**EXERCISE DIRECTIONS**:
Only a number is expected: how many lines in the data below contain the word "name".

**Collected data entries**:
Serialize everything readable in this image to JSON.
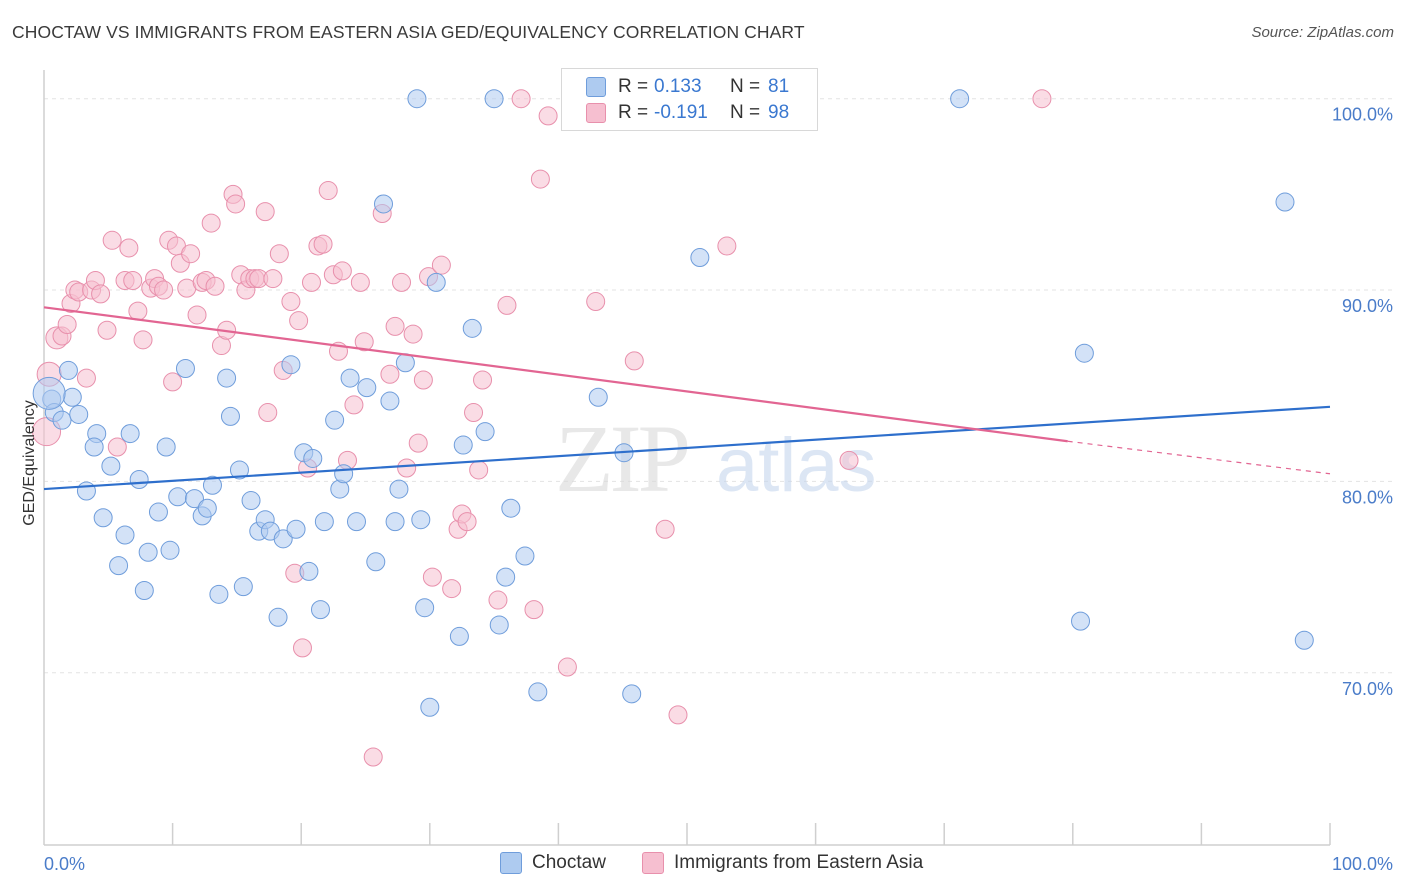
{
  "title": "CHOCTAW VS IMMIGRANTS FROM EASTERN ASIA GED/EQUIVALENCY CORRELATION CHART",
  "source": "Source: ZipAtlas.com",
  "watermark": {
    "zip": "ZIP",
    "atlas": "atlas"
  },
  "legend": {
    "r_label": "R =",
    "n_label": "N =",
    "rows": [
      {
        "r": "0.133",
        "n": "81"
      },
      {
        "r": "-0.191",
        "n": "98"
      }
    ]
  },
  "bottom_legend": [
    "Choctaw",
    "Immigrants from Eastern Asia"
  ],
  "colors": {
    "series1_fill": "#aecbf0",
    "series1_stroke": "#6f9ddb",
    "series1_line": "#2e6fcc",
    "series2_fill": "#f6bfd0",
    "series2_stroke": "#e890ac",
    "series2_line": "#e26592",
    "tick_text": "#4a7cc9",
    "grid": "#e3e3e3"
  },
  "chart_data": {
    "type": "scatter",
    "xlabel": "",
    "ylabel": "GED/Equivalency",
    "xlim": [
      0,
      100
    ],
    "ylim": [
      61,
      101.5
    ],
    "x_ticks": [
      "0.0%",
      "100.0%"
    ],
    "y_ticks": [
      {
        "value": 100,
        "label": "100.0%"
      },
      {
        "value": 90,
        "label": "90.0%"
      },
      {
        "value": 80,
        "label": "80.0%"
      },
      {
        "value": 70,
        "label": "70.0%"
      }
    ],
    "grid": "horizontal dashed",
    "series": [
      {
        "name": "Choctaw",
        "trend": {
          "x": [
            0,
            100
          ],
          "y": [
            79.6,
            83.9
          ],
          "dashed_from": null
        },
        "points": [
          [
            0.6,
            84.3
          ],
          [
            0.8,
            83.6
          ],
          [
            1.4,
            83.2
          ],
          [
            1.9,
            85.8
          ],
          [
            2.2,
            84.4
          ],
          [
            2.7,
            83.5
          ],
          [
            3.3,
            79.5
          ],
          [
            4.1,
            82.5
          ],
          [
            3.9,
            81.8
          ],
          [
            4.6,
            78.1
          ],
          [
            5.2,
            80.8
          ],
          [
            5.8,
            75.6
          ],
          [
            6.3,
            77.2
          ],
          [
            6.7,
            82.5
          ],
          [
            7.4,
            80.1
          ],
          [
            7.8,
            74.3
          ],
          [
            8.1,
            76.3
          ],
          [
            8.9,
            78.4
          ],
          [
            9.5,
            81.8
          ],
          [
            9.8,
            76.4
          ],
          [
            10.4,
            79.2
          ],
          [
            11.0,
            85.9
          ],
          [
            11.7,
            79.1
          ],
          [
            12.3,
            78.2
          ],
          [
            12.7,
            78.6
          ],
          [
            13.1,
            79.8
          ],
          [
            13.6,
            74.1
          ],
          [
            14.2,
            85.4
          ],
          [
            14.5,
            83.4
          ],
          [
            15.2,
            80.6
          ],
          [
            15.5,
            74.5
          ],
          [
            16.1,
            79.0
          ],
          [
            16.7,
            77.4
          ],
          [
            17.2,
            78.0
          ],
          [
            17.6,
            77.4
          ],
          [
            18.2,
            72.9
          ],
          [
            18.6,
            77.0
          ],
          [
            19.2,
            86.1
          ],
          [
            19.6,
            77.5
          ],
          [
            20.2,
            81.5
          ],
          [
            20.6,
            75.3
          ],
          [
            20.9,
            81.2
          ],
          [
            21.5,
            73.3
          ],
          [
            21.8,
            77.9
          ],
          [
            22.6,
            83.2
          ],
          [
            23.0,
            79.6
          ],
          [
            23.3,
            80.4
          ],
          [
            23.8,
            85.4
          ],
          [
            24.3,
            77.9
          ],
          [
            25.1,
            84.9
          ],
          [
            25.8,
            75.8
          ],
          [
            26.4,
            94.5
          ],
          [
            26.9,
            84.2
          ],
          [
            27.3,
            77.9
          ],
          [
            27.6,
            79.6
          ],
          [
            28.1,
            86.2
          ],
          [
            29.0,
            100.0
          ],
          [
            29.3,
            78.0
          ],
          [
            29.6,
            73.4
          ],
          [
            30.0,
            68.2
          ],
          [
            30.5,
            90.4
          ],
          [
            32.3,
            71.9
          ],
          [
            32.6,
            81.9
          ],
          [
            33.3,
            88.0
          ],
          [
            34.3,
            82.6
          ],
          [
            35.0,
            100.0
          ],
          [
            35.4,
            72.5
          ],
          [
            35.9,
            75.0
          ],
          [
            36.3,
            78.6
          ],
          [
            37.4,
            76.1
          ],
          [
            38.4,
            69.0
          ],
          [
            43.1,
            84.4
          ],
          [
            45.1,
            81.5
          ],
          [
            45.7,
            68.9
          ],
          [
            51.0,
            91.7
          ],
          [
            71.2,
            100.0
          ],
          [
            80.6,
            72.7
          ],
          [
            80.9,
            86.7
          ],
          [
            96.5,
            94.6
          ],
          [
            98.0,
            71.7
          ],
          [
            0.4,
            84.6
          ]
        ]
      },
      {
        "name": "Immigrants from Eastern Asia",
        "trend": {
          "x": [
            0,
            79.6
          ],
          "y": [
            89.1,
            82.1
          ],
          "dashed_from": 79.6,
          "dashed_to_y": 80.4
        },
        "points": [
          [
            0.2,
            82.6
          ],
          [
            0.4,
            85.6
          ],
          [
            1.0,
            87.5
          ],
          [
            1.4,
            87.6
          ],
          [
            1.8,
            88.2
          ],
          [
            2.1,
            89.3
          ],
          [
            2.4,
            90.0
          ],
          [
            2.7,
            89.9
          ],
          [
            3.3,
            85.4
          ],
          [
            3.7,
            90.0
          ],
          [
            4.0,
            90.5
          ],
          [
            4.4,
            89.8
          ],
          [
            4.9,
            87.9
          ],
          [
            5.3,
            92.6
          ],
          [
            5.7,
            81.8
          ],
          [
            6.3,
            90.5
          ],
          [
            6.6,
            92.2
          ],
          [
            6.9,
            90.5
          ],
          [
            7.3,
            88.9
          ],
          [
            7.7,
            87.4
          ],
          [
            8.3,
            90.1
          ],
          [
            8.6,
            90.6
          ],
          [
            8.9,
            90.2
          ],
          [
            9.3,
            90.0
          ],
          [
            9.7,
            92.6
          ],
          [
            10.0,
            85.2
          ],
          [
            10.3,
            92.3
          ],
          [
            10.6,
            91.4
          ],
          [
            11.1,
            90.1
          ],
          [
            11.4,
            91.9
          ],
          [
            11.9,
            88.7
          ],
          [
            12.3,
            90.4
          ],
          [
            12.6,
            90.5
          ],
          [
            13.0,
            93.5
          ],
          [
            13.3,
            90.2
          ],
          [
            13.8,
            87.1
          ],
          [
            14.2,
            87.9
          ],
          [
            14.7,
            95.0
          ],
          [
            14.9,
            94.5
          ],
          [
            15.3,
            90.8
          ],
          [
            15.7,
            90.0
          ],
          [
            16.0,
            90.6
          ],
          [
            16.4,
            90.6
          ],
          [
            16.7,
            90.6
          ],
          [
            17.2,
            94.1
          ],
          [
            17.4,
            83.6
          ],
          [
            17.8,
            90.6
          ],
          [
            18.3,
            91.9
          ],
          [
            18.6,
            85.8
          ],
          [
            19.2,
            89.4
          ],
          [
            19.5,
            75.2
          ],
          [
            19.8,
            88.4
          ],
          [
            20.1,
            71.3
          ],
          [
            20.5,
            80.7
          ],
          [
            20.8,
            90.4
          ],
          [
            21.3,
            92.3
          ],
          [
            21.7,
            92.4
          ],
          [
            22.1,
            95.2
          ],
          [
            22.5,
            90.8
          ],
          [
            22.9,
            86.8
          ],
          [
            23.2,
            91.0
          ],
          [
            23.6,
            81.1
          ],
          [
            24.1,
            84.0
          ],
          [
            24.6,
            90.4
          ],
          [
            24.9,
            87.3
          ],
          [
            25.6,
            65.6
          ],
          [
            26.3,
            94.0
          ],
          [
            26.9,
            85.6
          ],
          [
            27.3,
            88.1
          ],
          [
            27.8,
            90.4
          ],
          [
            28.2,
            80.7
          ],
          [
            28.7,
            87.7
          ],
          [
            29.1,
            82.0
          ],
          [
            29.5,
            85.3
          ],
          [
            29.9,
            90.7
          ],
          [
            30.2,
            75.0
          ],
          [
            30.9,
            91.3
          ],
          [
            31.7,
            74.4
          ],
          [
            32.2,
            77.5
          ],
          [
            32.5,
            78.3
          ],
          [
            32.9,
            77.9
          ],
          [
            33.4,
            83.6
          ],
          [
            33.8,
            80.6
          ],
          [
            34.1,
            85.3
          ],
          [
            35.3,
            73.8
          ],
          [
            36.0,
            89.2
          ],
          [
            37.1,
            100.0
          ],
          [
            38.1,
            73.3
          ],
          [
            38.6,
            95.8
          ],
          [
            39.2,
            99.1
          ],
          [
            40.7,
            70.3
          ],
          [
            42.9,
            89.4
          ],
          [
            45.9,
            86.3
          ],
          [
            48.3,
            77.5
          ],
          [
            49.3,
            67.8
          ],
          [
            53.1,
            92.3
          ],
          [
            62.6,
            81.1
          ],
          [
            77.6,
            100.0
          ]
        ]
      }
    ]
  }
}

**TASK OUTPUT**:
2